_SET TASK_
In the listing below, find every line containing "JSON" and copy it out.

MATERIAL PROVIDED start

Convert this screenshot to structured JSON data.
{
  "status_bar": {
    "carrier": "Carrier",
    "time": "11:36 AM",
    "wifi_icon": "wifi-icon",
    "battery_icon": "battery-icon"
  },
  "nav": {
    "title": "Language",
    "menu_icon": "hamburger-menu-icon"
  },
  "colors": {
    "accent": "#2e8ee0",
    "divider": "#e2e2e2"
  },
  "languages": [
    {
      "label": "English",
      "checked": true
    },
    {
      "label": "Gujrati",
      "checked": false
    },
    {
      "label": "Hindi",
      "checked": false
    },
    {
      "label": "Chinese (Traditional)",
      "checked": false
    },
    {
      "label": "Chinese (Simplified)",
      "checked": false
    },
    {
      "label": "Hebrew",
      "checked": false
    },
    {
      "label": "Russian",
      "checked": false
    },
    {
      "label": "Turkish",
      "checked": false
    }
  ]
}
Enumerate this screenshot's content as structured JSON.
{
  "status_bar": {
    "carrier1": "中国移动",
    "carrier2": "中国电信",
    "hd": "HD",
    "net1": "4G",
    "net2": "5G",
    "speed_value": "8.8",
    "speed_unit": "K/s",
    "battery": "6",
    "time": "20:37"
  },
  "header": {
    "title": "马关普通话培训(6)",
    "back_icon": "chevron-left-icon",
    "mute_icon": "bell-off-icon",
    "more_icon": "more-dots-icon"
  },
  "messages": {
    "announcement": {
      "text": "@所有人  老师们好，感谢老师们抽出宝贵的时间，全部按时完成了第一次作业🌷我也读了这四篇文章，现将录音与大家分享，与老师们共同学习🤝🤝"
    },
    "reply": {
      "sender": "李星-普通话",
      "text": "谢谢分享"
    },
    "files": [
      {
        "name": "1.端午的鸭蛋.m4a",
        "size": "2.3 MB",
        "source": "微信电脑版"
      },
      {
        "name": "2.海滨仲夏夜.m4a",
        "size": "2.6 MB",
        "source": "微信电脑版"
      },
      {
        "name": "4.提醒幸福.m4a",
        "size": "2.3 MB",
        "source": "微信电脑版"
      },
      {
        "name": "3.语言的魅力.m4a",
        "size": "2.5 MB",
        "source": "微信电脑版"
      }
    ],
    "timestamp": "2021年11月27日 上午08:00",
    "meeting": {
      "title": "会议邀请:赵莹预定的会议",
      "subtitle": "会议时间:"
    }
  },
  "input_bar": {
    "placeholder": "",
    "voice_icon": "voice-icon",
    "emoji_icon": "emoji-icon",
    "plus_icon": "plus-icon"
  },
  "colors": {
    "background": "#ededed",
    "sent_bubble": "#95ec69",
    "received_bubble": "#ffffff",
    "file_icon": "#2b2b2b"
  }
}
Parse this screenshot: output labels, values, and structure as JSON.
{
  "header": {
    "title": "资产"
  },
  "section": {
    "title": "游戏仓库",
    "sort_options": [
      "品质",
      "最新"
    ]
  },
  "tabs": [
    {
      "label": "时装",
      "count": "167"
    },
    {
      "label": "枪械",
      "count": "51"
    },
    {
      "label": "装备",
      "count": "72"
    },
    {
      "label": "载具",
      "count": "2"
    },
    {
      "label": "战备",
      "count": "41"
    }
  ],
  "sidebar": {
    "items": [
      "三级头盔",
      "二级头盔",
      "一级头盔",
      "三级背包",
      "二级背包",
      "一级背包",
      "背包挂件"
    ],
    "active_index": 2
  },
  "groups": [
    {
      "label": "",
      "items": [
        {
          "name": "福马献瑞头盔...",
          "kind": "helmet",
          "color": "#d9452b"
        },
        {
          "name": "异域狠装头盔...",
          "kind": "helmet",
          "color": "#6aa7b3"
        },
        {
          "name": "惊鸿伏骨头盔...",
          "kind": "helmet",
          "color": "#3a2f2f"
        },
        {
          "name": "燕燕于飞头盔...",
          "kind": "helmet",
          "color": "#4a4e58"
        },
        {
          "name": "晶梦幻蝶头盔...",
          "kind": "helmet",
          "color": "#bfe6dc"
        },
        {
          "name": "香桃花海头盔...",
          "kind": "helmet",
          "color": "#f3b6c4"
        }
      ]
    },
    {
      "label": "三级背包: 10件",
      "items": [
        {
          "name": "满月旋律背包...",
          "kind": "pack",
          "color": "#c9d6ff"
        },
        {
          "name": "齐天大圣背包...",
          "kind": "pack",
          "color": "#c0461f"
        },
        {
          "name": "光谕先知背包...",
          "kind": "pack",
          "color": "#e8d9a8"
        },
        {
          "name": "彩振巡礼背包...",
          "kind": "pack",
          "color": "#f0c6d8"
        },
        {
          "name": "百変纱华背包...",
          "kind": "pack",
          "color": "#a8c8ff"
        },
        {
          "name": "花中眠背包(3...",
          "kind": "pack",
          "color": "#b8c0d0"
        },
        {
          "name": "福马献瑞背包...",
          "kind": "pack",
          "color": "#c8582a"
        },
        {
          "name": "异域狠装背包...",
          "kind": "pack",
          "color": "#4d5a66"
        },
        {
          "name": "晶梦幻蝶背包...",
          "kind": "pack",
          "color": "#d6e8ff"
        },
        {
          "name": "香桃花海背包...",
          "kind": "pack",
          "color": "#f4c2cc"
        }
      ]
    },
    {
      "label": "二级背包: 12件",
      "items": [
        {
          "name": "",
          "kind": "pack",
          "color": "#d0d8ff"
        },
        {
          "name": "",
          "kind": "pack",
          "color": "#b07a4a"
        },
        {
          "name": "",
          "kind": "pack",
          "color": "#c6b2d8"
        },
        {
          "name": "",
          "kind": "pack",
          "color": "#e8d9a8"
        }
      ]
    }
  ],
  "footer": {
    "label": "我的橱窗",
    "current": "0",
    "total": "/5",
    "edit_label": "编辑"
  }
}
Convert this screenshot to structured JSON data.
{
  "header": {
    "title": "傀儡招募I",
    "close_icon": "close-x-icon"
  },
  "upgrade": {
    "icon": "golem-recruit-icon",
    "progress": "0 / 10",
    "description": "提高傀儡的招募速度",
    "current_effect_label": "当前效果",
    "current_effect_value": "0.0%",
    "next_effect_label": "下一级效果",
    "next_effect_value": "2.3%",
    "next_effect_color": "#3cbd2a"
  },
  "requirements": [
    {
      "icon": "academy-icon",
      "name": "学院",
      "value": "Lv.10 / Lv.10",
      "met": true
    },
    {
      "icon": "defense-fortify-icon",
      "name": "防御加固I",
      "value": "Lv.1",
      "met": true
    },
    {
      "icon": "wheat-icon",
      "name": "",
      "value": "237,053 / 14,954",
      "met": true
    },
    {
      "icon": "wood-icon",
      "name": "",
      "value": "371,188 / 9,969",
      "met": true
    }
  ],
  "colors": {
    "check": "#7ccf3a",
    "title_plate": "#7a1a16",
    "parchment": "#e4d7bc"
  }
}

MATERIAL PROVIDED end

_ANSWER TO THIS TASK_
Convert this screenshot to structured JSON data.
Enumerate this screenshot's content as structured JSON.
Parse this screenshot: output labels, values, and structure as JSON.
Convert this screenshot to structured JSON data.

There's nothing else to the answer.